- [WHAT YOU ARE ASKED TO DO]: Look for the string "Applicable" and copy every line that has it.

- [DATASET ENTRIES]:
* begin *

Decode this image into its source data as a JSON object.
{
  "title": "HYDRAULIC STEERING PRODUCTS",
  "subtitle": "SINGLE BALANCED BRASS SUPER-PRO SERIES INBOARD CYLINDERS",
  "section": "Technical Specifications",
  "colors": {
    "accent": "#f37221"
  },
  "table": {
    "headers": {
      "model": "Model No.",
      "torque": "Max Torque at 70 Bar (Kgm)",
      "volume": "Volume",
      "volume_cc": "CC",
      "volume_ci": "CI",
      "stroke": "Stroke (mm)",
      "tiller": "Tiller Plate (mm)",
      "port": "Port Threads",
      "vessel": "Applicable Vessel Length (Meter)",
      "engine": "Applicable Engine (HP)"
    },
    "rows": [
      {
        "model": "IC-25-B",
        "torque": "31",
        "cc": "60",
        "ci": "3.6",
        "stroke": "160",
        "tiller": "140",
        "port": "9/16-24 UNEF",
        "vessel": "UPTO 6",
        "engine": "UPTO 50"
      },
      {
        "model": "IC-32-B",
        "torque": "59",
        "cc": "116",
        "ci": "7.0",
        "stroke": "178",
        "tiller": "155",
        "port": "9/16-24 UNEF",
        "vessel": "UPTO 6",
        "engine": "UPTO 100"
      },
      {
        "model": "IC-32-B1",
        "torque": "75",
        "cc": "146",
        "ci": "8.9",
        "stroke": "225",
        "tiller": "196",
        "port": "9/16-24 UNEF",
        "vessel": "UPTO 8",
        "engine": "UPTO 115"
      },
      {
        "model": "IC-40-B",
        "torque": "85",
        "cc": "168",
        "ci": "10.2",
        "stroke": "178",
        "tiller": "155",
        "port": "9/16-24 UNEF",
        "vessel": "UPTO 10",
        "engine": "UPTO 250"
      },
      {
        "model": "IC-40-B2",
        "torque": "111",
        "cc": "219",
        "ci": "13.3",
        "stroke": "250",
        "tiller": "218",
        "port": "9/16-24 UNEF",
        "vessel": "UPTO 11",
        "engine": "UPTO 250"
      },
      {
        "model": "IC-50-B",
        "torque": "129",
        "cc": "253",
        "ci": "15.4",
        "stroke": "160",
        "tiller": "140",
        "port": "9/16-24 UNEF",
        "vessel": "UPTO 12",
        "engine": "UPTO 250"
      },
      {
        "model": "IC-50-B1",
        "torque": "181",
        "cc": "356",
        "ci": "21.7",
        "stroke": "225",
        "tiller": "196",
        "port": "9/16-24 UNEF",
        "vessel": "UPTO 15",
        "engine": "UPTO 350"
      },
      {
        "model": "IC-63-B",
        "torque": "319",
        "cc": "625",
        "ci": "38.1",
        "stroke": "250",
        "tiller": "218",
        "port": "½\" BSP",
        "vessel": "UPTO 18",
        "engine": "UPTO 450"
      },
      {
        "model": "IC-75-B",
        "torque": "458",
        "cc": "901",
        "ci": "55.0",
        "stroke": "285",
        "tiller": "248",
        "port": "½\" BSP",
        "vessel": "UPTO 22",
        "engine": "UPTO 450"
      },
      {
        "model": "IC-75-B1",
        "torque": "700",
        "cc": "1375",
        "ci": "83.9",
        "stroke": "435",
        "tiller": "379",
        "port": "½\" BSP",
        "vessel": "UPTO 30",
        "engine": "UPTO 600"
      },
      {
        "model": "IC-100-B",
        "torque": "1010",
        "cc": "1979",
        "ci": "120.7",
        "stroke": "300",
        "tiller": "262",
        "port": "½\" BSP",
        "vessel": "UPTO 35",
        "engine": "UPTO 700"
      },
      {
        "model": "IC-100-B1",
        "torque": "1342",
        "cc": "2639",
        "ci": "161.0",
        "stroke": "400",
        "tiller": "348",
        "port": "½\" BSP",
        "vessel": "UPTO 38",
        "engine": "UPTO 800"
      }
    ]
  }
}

* end *

- [THE REPLY]:
      "vessel": "Applicable Vessel Length (Meter)",
      "engine": "Applicable Engine (HP)"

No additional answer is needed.